* Start *

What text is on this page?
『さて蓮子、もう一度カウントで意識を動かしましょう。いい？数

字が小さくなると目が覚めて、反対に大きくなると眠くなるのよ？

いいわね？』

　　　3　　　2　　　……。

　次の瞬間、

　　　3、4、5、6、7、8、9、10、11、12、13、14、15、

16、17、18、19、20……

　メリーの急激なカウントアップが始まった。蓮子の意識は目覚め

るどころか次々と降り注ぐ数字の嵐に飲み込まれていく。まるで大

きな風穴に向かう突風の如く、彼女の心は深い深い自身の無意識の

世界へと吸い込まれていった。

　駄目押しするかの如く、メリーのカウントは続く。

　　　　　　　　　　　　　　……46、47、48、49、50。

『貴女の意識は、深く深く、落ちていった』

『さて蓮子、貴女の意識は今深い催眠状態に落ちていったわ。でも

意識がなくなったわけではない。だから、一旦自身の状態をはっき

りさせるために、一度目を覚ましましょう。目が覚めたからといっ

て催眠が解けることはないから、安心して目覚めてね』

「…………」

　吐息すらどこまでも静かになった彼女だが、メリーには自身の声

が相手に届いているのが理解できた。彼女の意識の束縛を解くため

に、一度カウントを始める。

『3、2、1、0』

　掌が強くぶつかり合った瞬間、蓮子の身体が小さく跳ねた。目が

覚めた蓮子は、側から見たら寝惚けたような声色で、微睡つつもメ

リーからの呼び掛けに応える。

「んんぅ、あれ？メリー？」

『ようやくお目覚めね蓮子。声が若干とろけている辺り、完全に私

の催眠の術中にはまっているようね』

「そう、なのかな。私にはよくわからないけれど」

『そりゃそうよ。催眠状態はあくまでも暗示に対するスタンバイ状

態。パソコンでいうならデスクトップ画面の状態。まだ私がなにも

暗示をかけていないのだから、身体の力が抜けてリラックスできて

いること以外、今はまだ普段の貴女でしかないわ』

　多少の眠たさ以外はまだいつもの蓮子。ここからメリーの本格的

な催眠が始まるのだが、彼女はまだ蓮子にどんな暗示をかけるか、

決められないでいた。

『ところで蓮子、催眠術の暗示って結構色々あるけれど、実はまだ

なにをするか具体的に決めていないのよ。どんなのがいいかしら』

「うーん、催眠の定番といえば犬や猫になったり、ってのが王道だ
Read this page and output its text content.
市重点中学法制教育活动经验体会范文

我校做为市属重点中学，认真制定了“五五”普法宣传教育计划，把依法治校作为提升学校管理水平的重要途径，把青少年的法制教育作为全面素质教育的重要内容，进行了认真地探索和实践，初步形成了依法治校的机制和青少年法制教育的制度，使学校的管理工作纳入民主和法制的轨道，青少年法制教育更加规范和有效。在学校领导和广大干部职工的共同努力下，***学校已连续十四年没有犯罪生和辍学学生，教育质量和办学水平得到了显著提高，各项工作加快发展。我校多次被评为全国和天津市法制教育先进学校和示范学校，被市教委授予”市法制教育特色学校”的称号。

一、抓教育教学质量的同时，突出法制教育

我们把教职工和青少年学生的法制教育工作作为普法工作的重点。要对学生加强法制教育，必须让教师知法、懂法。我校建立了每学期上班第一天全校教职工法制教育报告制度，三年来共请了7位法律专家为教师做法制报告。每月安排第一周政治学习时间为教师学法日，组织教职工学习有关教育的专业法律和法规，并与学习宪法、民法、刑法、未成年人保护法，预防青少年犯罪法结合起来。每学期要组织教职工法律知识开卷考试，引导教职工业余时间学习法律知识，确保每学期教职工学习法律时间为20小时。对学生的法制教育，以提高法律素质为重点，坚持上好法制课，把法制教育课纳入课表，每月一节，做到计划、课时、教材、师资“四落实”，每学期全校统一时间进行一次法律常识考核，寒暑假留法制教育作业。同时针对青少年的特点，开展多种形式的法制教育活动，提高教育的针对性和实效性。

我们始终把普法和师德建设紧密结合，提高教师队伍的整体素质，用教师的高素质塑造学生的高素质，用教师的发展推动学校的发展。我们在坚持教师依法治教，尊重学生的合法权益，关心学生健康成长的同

* End *

▶ Given request
Search the data above for the word "this", then gather each line in which it appears.

▶ Response
What text is on this page?
Read this page and output its text content.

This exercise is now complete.